§ **What you need to do**
From the listing below, extract every line in which the word "Rwanda" appears.

§ **Task input**
— Begin —
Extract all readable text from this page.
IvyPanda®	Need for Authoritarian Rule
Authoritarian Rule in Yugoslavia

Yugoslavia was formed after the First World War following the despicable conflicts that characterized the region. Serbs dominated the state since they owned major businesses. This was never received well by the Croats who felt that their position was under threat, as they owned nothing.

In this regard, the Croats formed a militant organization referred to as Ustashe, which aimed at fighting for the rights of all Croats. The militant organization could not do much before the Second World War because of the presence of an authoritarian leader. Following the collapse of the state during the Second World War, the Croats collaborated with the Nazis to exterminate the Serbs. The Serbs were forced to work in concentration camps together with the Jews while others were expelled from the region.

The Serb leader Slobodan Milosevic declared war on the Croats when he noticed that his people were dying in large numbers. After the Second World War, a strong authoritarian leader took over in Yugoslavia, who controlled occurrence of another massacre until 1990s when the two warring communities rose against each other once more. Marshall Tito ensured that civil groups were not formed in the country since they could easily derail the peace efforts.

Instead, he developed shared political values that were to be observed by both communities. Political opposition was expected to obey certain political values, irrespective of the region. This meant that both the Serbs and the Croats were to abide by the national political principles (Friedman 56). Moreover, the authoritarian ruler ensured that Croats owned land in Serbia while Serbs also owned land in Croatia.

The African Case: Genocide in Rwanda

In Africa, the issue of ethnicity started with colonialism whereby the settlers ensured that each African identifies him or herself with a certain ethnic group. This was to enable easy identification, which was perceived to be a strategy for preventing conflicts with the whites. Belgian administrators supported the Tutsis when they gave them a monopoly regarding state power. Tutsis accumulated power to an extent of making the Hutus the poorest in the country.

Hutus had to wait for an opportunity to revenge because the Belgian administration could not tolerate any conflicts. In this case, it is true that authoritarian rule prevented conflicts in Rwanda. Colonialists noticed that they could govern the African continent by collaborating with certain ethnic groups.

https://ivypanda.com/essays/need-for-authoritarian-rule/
— End —
§ **Exercise result**
The African Case: Genocide in Rwanda
Hutus had to wait for an opportunity to revenge because the Belgian administration could not tolerate any conflicts. In this case, it is true that authoritarian rule prevented conflicts in Rwanda. Colonialists noticed that they could govern the African continent by collaborating with certain ethnic groups.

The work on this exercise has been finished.